[Extracted data entries]

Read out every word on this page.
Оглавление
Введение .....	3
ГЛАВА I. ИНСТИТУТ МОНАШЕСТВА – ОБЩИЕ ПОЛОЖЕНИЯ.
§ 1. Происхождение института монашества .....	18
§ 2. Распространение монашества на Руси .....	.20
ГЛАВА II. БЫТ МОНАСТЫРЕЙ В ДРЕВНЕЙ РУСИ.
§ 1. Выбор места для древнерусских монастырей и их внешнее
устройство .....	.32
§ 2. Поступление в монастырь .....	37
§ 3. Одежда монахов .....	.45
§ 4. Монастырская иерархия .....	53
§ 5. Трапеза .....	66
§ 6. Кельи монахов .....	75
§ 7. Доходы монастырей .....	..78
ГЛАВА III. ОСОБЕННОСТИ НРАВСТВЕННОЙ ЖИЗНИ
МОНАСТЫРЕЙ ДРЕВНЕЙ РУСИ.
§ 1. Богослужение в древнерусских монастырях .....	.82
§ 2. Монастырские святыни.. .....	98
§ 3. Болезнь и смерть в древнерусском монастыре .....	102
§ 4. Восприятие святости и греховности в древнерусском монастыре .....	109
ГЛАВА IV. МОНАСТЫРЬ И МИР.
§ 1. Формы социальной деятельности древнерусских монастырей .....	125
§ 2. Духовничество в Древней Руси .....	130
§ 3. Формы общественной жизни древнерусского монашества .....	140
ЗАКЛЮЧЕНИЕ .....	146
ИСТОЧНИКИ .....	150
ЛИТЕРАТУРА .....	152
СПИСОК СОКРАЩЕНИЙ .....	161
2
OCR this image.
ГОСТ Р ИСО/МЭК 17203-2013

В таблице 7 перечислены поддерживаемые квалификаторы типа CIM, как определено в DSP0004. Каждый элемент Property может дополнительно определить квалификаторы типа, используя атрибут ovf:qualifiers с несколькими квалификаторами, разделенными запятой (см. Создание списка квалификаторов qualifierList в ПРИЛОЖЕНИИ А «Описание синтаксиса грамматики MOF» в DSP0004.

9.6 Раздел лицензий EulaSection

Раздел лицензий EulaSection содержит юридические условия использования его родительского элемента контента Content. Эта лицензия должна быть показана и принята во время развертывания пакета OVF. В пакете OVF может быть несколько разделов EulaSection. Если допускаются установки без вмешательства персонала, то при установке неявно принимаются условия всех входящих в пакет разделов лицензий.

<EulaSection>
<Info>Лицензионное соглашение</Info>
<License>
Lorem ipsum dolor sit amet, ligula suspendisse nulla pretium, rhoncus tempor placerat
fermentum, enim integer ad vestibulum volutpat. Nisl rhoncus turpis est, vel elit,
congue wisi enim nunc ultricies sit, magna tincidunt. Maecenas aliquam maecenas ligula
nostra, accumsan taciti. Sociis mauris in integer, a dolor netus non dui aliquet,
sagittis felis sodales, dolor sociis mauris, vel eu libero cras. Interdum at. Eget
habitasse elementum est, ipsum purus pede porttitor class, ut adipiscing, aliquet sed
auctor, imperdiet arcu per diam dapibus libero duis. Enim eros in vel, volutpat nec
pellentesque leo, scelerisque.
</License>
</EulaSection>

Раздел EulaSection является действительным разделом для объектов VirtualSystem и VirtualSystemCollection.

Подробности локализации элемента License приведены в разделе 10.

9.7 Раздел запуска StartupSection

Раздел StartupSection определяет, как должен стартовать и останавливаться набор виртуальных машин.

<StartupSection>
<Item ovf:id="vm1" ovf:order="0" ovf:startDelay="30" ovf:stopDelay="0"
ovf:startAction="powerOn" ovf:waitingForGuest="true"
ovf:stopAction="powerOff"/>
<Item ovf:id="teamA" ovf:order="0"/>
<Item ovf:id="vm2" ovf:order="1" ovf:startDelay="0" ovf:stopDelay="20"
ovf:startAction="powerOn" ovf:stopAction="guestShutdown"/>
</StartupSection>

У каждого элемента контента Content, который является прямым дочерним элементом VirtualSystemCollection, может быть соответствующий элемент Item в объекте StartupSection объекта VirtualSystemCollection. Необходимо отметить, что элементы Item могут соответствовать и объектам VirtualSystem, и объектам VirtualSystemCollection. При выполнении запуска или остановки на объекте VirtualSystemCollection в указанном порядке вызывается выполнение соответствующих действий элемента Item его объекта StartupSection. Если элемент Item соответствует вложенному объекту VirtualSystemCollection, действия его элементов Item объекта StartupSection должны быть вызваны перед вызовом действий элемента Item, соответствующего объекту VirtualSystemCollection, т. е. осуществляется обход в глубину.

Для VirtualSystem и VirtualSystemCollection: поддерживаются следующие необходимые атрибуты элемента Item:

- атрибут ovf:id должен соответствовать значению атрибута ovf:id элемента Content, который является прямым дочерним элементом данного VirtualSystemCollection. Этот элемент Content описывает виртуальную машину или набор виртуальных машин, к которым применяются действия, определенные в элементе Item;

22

### [What the exercise asks]
Every line of the data above should be reproduced word for word.

### [The response]
Read out every word on this page.
Оглавление
Введение .....	3
ГЛАВА I. ИНСТИТУТ МОНАШЕСТВА – ОБЩИЕ ПОЛОЖЕНИЯ.
§ 1. Происхождение института монашества .....	18
§ 2. Распространение монашества на Руси .....	.20
ГЛАВА II. БЫТ МОНАСТЫРЕЙ В ДРЕВНЕЙ РУСИ.
§ 1. Выбор места для древнерусских монастырей и их внешнее
устройство .....	.32
§ 2. Поступление в монастырь .....	37
§ 3. Одежда монахов .....	.45
§ 4. Монастырская иерархия .....	53
§ 5. Трапеза .....	66
§ 6. Кельи монахов .....	75
§ 7. Доходы монастырей .....	..78
ГЛАВА III. ОСОБЕННОСТИ НРАВСТВЕННОЙ ЖИЗНИ
МОНАСТЫРЕЙ ДРЕВНЕЙ РУСИ.
§ 1. Богослужение в древнерусских монастырях .....	.82
§ 2. Монастырские святыни.. .....	98
§ 3. Болезнь и смерть в древнерусском монастыре .....	102
§ 4. Восприятие святости и греховности в древнерусском монастыре .....	109
ГЛАВА IV. МОНАСТЫРЬ И МИР.
§ 1. Формы социальной деятельности древнерусских монастырей .....	125
§ 2. Духовничество в Древней Руси .....	130
§ 3. Формы общественной жизни древнерусского монашества .....	140
ЗАКЛЮЧЕНИЕ .....	146
ИСТОЧНИКИ .....	150
ЛИТЕРАТУРА .....	152
СПИСОК СОКРАЩЕНИЙ .....	161
2
OCR this image.
ГОСТ Р ИСО/МЭК 17203-2013

В таблице 7 перечислены поддерживаемые квалификаторы типа CIM, как определено в DSP0004. Каждый элемент Property может дополнительно определить квалификаторы типа, используя атрибут ovf:qualifiers с несколькими квалификаторами, разделенными запятой (см. Создание списка квалификаторов qualifierList в ПРИЛОЖЕНИИ А «Описание синтаксиса грамматики MOF» в DSP0004.

9.6 Раздел лицензий EulaSection

Раздел лицензий EulaSection содержит юридические условия использования его родительского элемента контента Content. Эта лицензия должна быть показана и принята во время развертывания пакета OVF. В пакете OVF может быть несколько разделов EulaSection. Если допускаются установки без вмешательства персонала, то при установке неявно принимаются условия всех входящих в пакет разделов лицензий.

<EulaSection>
<Info>Лицензионное соглашение</Info>
<License>
Lorem ipsum dolor sit amet, ligula suspendisse nulla pretium, rhoncus tempor placerat
fermentum, enim integer ad vestibulum volutpat. Nisl rhoncus turpis est, vel elit,
congue wisi enim nunc ultricies sit, magna tincidunt. Maecenas aliquam maecenas ligula
nostra, accumsan taciti. Sociis mauris in integer, a dolor netus non dui aliquet,
sagittis felis sodales, dolor sociis mauris, vel eu libero cras. Interdum at. Eget
habitasse elementum est, ipsum purus pede porttitor class, ut adipiscing, aliquet sed
auctor, imperdiet arcu per diam dapibus libero duis. Enim eros in vel, volutpat nec
pellentesque leo, scelerisque.
</License>
</EulaSection>

Раздел EulaSection является действительным разделом для объектов VirtualSystem и VirtualSystemCollection.

Подробности локализации элемента License приведены в разделе 10.

9.7 Раздел запуска StartupSection

Раздел StartupSection определяет, как должен стартовать и останавливаться набор виртуальных машин.

<StartupSection>
<Item ovf:id="vm1" ovf:order="0" ovf:startDelay="30" ovf:stopDelay="0"
ovf:startAction="powerOn" ovf:waitingForGuest="true"
ovf:stopAction="powerOff"/>
<Item ovf:id="teamA" ovf:order="0"/>
<Item ovf:id="vm2" ovf:order="1" ovf:startDelay="0" ovf:stopDelay="20"
ovf:startAction="powerOn" ovf:stopAction="guestShutdown"/>
</StartupSection>

У каждого элемента контента Content, который является прямым дочерним элементом VirtualSystemCollection, может быть соответствующий элемент Item в объекте StartupSection объекта VirtualSystemCollection. Необходимо отметить, что элементы Item могут соответствовать и объектам VirtualSystem, и объектам VirtualSystemCollection. При выполнении запуска или остановки на объекте VirtualSystemCollection в указанном порядке вызывается выполнение соответствующих действий элемента Item его объекта StartupSection. Если элемент Item соответствует вложенному объекту VirtualSystemCollection, действия его элементов Item объекта StartupSection должны быть вызваны перед вызовом действий элемента Item, соответствующего объекту VirtualSystemCollection, т. е. осуществляется обход в глубину.

Для VirtualSystem и VirtualSystemCollection: поддерживаются следующие необходимые атрибуты элемента Item:

- атрибут ovf:id должен соответствовать значению атрибута ovf:id элемента Content, который является прямым дочерним элементом данного VirtualSystemCollection. Этот элемент Content описывает виртуальную машину или набор виртуальных машин, к которым применяются действия, определенные в элементе Item;

22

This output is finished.